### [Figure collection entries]
________________________________________
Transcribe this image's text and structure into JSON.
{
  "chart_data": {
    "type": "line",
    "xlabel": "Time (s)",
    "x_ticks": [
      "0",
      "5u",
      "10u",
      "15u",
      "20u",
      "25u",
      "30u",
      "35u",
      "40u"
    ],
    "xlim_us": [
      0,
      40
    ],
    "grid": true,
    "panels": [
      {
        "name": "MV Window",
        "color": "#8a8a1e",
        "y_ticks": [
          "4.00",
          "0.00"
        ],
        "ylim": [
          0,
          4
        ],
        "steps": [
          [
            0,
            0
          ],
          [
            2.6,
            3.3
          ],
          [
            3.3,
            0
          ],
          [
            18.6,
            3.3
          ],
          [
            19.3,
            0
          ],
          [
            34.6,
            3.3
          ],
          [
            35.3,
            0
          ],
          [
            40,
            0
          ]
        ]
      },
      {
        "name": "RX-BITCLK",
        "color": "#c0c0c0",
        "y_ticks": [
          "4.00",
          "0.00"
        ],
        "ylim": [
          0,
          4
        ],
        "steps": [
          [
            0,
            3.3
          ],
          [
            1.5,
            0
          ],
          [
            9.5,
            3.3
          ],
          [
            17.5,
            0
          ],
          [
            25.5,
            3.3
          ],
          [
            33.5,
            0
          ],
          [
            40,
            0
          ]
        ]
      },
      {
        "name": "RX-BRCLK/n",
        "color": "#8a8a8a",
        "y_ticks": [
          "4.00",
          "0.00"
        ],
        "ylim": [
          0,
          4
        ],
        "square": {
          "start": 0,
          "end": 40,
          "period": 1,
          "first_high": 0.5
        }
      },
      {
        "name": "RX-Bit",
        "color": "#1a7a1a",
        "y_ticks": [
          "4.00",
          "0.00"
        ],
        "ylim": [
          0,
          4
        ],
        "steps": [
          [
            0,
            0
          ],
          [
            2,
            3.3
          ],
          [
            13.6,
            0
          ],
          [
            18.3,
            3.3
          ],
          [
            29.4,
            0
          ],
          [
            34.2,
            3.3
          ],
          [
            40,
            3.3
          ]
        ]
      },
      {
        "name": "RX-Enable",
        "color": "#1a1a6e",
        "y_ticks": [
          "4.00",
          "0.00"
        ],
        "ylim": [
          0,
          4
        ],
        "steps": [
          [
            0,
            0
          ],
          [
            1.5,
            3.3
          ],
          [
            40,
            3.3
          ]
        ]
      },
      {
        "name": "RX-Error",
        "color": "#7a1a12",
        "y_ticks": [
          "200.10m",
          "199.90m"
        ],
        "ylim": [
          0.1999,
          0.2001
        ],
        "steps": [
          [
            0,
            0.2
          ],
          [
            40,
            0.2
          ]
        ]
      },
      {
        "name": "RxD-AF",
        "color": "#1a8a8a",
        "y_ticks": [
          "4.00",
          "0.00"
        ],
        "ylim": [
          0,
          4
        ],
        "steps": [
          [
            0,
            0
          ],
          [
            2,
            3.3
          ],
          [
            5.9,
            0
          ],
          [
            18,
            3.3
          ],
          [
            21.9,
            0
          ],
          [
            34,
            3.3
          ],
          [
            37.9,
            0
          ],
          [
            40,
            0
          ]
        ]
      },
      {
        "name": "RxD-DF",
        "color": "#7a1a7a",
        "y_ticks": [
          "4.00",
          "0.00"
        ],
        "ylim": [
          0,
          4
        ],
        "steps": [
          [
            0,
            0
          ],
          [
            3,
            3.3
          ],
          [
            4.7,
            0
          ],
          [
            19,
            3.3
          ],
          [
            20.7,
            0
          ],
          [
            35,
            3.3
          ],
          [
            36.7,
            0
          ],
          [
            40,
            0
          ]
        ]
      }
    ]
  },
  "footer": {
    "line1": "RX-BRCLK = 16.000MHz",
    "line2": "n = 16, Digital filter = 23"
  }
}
________________________________________
### [Short task]
Copy out each line in the preceding records that contains "color".

### [Answer below]
        "color": "#8a8a1e",
        "color": "#c0c0c0",
        "color": "#8a8a8a",
        "color": "#1a7a1a",
        "color": "#1a1a6e",
        "color": "#7a1a12",
        "color": "#1a8a8a",
        "color": "#7a1a7a",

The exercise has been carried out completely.